• _What you should do_
Copy the listing below line for line, leaving out the pictures.

• _Exercise input_
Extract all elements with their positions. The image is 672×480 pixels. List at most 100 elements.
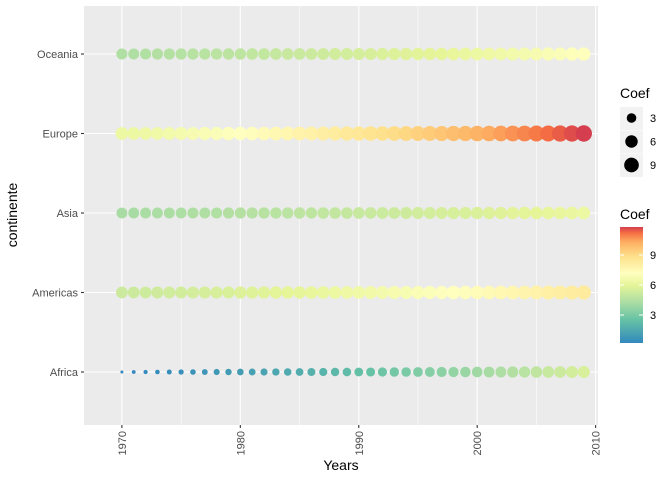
point-americas-2004 — [517, 285, 532, 300]
point-africa-1971 — [131, 370, 136, 374]
point-americas-1970 — [115, 286, 128, 299]
point-oceania-1996 — [423, 47, 437, 61]
point-africa-2006 — [542, 366, 555, 378]
point-asia-1999 — [459, 206, 472, 220]
point-asia-2009 — [577, 206, 591, 220]
point-africa-1980 — [237, 368, 244, 376]
point-oceania-1982 — [258, 48, 270, 60]
point-asia-2006 — [541, 206, 555, 220]
point-africa-1972 — [143, 369, 148, 375]
point-oceania-1993 — [388, 47, 401, 61]
point-americas-2005 — [529, 285, 544, 300]
point-europe-1972 — [139, 127, 152, 140]
data-points — [115, 47, 592, 379]
point-oceania-1971 — [128, 48, 140, 60]
point-americas-2002 — [494, 285, 508, 300]
point-americas-1999 — [458, 285, 473, 300]
point-oceania-1980 — [234, 48, 247, 60]
size-legend-label: 9 — [650, 160, 656, 172]
point-africa-2003 — [507, 366, 519, 378]
point-asia-1996 — [423, 207, 436, 219]
point-europe-1991 — [363, 126, 378, 141]
point-europe-2007 — [552, 125, 569, 142]
point-oceania-2009 — [577, 47, 591, 61]
point-europe-1987 — [316, 126, 331, 141]
point-africa-2002 — [495, 366, 507, 378]
color-legend-label: 9 — [650, 250, 656, 262]
point-europe-1980 — [233, 126, 248, 141]
point-americas-1976 — [186, 286, 199, 299]
point-africa-2008 — [565, 366, 578, 378]
point-americas-1992 — [375, 286, 389, 299]
point-asia-2003 — [506, 206, 519, 220]
point-africa-1977 — [201, 369, 208, 375]
point-europe-2001 — [481, 125, 497, 142]
point-europe-1974 — [162, 127, 176, 140]
point-europe-1992 — [375, 126, 390, 141]
point-oceania-2007 — [553, 47, 567, 61]
size-legend-dot — [626, 113, 637, 123]
point-asia-1976 — [187, 207, 199, 219]
point-africa-1987 — [319, 367, 328, 377]
point-asia-1992 — [376, 207, 389, 219]
point-asia-1971 — [128, 207, 140, 219]
point-asia-1994 — [400, 207, 413, 219]
point-africa-1986 — [307, 367, 316, 377]
point-asia-1995 — [412, 207, 424, 219]
point-oceania-1991 — [364, 47, 377, 61]
point-oceania-1972 — [140, 48, 152, 60]
y-axis-title: continente — [4, 182, 20, 247]
y-axis-ticks: Africa Americas Asia Europe Oceania — [32, 49, 84, 379]
point-asia-1985 — [293, 207, 306, 219]
point-africa-1989 — [342, 367, 352, 377]
point-americas-1987 — [316, 286, 330, 299]
point-asia-1984 — [282, 207, 294, 219]
point-europe-2004 — [516, 125, 533, 142]
size-legend-dot — [624, 157, 639, 173]
point-oceania-1983 — [270, 48, 282, 60]
point-asia-1975 — [175, 207, 187, 219]
point-americas-2003 — [505, 285, 520, 300]
point-africa-1998 — [448, 366, 459, 378]
point-asia-2004 — [518, 206, 531, 220]
point-africa-1993 — [389, 367, 399, 377]
point-asia-1988 — [329, 207, 341, 219]
point-europe-1997 — [434, 125, 450, 142]
y-tick-label: Africa — [50, 367, 79, 379]
point-africa-2000 — [471, 366, 483, 378]
point-europe-2006 — [540, 125, 557, 142]
point-africa-1975 — [178, 369, 184, 375]
point-africa-1991 — [366, 367, 376, 377]
point-americas-1990 — [352, 286, 366, 299]
point-oceania-1979 — [222, 48, 235, 60]
point-oceania-1977 — [199, 48, 211, 60]
point-africa-2004 — [518, 366, 531, 378]
point-americas-1988 — [328, 286, 342, 299]
x-tick-label: 1980 — [235, 431, 247, 455]
point-europe-1984 — [280, 126, 295, 141]
point-oceania-1984 — [281, 48, 294, 60]
point-oceania-1973 — [151, 48, 164, 60]
point-oceania-1970 — [116, 48, 128, 60]
point-europe-2009 — [575, 125, 592, 142]
point-europe-1999 — [457, 125, 474, 142]
point-africa-1988 — [330, 367, 340, 377]
point-americas-1982 — [257, 286, 271, 299]
point-oceania-1997 — [435, 47, 448, 61]
point-oceania-1992 — [376, 47, 389, 61]
point-europe-1979 — [221, 126, 236, 141]
point-oceania-1976 — [187, 48, 199, 60]
point-americas-1974 — [163, 286, 176, 299]
point-africa-1995 — [413, 367, 423, 377]
point-europe-1973 — [151, 127, 164, 140]
color-legend-title: Coef — [620, 206, 650, 222]
point-asia-1987 — [317, 207, 329, 219]
point-europe-2005 — [528, 125, 545, 142]
point-asia-1970 — [116, 207, 128, 219]
point-africa-1994 — [401, 367, 411, 377]
point-asia-1990 — [352, 207, 365, 219]
point-oceania-2006 — [541, 47, 555, 61]
point-africa-1973 — [155, 369, 160, 375]
point-americas-1995 — [411, 285, 425, 300]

• _Answer for the task_
Extract all elements with their positions. The image is 672×480 pixels. List at most 100 elements.
point-americas-2004 — [517, 285, 532, 300]
point-africa-1971 — [131, 370, 136, 374]
point-americas-1970 — [115, 286, 128, 299]
point-oceania-1996 — [423, 47, 437, 61]
point-africa-2006 — [542, 366, 555, 378]
point-asia-1999 — [459, 206, 472, 220]
point-asia-2009 — [577, 206, 591, 220]
point-africa-1980 — [237, 368, 244, 376]
point-oceania-1982 — [258, 48, 270, 60]
point-asia-2006 — [541, 206, 555, 220]
point-africa-1972 — [143, 369, 148, 375]
point-oceania-1993 — [388, 47, 401, 61]
point-americas-2005 — [529, 285, 544, 300]
point-europe-1972 — [139, 127, 152, 140]
data-points — [115, 47, 592, 379]
point-oceania-1971 — [128, 48, 140, 60]
point-americas-2002 — [494, 285, 508, 300]
point-americas-1999 — [458, 285, 473, 300]
point-oceania-1980 — [234, 48, 247, 60]
size-legend-label: 9 — [650, 160, 656, 172]
point-africa-2003 — [507, 366, 519, 378]
point-asia-1996 — [423, 207, 436, 219]
point-europe-1991 — [363, 126, 378, 141]
point-europe-2007 — [552, 125, 569, 142]
point-oceania-2009 — [577, 47, 591, 61]
point-europe-1987 — [316, 126, 331, 141]
point-africa-2002 — [495, 366, 507, 378]
color-legend-label: 9 — [650, 250, 656, 262]
point-europe-1980 — [233, 126, 248, 141]
point-americas-1976 — [186, 286, 199, 299]
point-africa-2008 — [565, 366, 578, 378]
point-americas-1992 — [375, 286, 389, 299]
point-asia-2003 — [506, 206, 519, 220]
point-africa-1977 — [201, 369, 208, 375]
point-europe-2001 — [481, 125, 497, 142]
point-europe-1974 — [162, 127, 176, 140]
point-europe-1992 — [375, 126, 390, 141]
point-oceania-2007 — [553, 47, 567, 61]
size-legend-dot — [626, 113, 637, 123]
point-asia-1976 — [187, 207, 199, 219]
point-africa-1987 — [319, 367, 328, 377]
point-asia-1992 — [376, 207, 389, 219]
point-asia-1971 — [128, 207, 140, 219]
point-asia-1994 — [400, 207, 413, 219]
point-africa-1986 — [307, 367, 316, 377]
point-asia-1995 — [412, 207, 424, 219]
point-oceania-1991 — [364, 47, 377, 61]
point-oceania-1972 — [140, 48, 152, 60]
y-axis-title: continente — [4, 182, 20, 247]
y-axis-ticks: Africa Americas Asia Europe Oceania — [32, 49, 84, 379]
point-asia-1985 — [293, 207, 306, 219]
point-africa-1989 — [342, 367, 352, 377]
point-americas-1987 — [316, 286, 330, 299]
point-asia-1984 — [282, 207, 294, 219]
point-europe-2004 — [516, 125, 533, 142]
size-legend-dot — [624, 157, 639, 173]
point-oceania-1983 — [270, 48, 282, 60]
point-asia-1975 — [175, 207, 187, 219]
point-americas-2003 — [505, 285, 520, 300]
point-africa-1998 — [448, 366, 459, 378]
point-asia-2004 — [518, 206, 531, 220]
point-africa-1993 — [389, 367, 399, 377]
point-asia-1988 — [329, 207, 341, 219]
point-europe-1997 — [434, 125, 450, 142]
y-tick-label: Africa — [50, 367, 79, 379]
point-africa-2000 — [471, 366, 483, 378]
point-europe-2006 — [540, 125, 557, 142]
point-africa-1975 — [178, 369, 184, 375]
point-africa-1991 — [366, 367, 376, 377]
point-americas-1990 — [352, 286, 366, 299]
point-oceania-1979 — [222, 48, 235, 60]
point-oceania-1977 — [199, 48, 211, 60]
point-africa-2004 — [518, 366, 531, 378]
point-americas-1988 — [328, 286, 342, 299]
x-tick-label: 1980 — [235, 431, 247, 455]
point-europe-1984 — [280, 126, 295, 141]
point-oceania-1984 — [281, 48, 294, 60]
point-oceania-1973 — [151, 48, 164, 60]
point-oceania-1970 — [116, 48, 128, 60]
point-europe-2009 — [575, 125, 592, 142]
point-europe-1999 — [457, 125, 474, 142]
point-africa-1988 — [330, 367, 340, 377]
point-americas-1982 — [257, 286, 271, 299]
point-oceania-1997 — [435, 47, 448, 61]
point-oceania-1992 — [376, 47, 389, 61]
point-europe-1979 — [221, 126, 236, 141]
point-oceania-1976 — [187, 48, 199, 60]
point-americas-1974 — [163, 286, 176, 299]
point-africa-1995 — [413, 367, 423, 377]
point-europe-1973 — [151, 127, 164, 140]
color-legend-title: Coef — [620, 206, 650, 222]
point-asia-1987 — [317, 207, 329, 219]
point-europe-2005 — [528, 125, 545, 142]
point-asia-1970 — [116, 207, 128, 219]
point-africa-1994 — [401, 367, 411, 377]
point-asia-1990 — [352, 207, 365, 219]
point-oceania-2006 — [541, 47, 555, 61]
point-africa-1973 — [155, 369, 160, 375]
point-americas-1995 — [411, 285, 425, 300]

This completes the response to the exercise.